**Exercise instructions**
Extract the full set of records, then give each one again exactly.

^^^^^^^^

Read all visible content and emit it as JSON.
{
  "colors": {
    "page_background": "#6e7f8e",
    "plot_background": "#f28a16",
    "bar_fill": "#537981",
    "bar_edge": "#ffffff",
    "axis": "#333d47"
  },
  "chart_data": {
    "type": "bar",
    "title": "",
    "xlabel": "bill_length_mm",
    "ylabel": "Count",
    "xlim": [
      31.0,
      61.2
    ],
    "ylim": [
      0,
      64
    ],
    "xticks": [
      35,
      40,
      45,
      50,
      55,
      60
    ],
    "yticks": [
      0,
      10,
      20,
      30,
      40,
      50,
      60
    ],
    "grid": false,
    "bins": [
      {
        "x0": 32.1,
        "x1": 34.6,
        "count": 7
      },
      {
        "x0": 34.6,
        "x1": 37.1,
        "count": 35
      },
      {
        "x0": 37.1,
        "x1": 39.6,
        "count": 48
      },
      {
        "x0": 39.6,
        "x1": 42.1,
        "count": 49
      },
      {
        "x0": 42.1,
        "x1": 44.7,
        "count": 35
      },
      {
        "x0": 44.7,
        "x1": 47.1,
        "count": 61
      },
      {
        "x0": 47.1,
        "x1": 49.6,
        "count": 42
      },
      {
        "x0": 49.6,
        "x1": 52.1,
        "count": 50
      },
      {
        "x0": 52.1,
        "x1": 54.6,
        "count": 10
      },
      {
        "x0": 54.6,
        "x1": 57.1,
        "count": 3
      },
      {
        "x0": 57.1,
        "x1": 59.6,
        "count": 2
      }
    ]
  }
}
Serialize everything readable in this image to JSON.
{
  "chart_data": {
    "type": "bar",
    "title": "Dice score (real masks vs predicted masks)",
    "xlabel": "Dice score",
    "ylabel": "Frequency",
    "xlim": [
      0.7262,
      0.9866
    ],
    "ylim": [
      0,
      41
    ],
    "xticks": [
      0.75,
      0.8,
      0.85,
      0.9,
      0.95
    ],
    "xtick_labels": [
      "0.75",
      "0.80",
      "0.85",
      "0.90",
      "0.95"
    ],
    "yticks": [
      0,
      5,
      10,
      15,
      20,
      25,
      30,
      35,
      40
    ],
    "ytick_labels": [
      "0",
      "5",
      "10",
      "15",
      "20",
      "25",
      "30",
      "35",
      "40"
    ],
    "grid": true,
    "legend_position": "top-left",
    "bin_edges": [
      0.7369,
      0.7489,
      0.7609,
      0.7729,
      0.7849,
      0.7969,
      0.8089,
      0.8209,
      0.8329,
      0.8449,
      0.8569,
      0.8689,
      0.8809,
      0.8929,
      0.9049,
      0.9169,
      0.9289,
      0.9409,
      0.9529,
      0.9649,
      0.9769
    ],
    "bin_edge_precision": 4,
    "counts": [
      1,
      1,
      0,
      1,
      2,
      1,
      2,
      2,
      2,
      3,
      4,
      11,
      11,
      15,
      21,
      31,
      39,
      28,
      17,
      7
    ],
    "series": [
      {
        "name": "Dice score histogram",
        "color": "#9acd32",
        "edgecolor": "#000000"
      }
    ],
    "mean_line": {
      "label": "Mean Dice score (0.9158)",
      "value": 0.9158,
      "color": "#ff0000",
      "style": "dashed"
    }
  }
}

^^^^^^^^

**Task response**
Read all visible content and emit it as JSON.
{
  "colors": {
    "page_background": "#6e7f8e",
    "plot_background": "#f28a16",
    "bar_fill": "#537981",
    "bar_edge": "#ffffff",
    "axis": "#333d47"
  },
  "chart_data": {
    "type": "bar",
    "title": "",
    "xlabel": "bill_length_mm",
    "ylabel": "Count",
    "xlim": [
      31.0,
      61.2
    ],
    "ylim": [
      0,
      64
    ],
    "xticks": [
      35,
      40,
      45,
      50,
      55,
      60
    ],
    "yticks": [
      0,
      10,
      20,
      30,
      40,
      50,
      60
    ],
    "grid": false,
    "bins": [
      {
        "x0": 32.1,
        "x1": 34.6,
        "count": 7
      },
      {
        "x0": 34.6,
        "x1": 37.1,
        "count": 35
      },
      {
        "x0": 37.1,
        "x1": 39.6,
        "count": 48
      },
      {
        "x0": 39.6,
        "x1": 42.1,
        "count": 49
      },
      {
        "x0": 42.1,
        "x1": 44.7,
        "count": 35
      },
      {
        "x0": 44.7,
        "x1": 47.1,
        "count": 61
      },
      {
        "x0": 47.1,
        "x1": 49.6,
        "count": 42
      },
      {
        "x0": 49.6,
        "x1": 52.1,
        "count": 50
      },
      {
        "x0": 52.1,
        "x1": 54.6,
        "count": 10
      },
      {
        "x0": 54.6,
        "x1": 57.1,
        "count": 3
      },
      {
        "x0": 57.1,
        "x1": 59.6,
        "count": 2
      }
    ]
  }
}
Serialize everything readable in this image to JSON.
{
  "chart_data": {
    "type": "bar",
    "title": "Dice score (real masks vs predicted masks)",
    "xlabel": "Dice score",
    "ylabel": "Frequency",
    "xlim": [
      0.7262,
      0.9866
    ],
    "ylim": [
      0,
      41
    ],
    "xticks": [
      0.75,
      0.8,
      0.85,
      0.9,
      0.95
    ],
    "xtick_labels": [
      "0.75",
      "0.80",
      "0.85",
      "0.90",
      "0.95"
    ],
    "yticks": [
      0,
      5,
      10,
      15,
      20,
      25,
      30,
      35,
      40
    ],
    "ytick_labels": [
      "0",
      "5",
      "10",
      "15",
      "20",
      "25",
      "30",
      "35",
      "40"
    ],
    "grid": true,
    "legend_position": "top-left",
    "bin_edges": [
      0.7369,
      0.7489,
      0.7609,
      0.7729,
      0.7849,
      0.7969,
      0.8089,
      0.8209,
      0.8329,
      0.8449,
      0.8569,
      0.8689,
      0.8809,
      0.8929,
      0.9049,
      0.9169,
      0.9289,
      0.9409,
      0.9529,
      0.9649,
      0.9769
    ],
    "bin_edge_precision": 4,
    "counts": [
      1,
      1,
      0,
      1,
      2,
      1,
      2,
      2,
      2,
      3,
      4,
      11,
      11,
      15,
      21,
      31,
      39,
      28,
      17,
      7
    ],
    "series": [
      {
        "name": "Dice score histogram",
        "color": "#9acd32",
        "edgecolor": "#000000"
      }
    ],
    "mean_line": {
      "label": "Mean Dice score (0.9158)",
      "value": 0.9158,
      "color": "#ff0000",
      "style": "dashed"
    }
  }
}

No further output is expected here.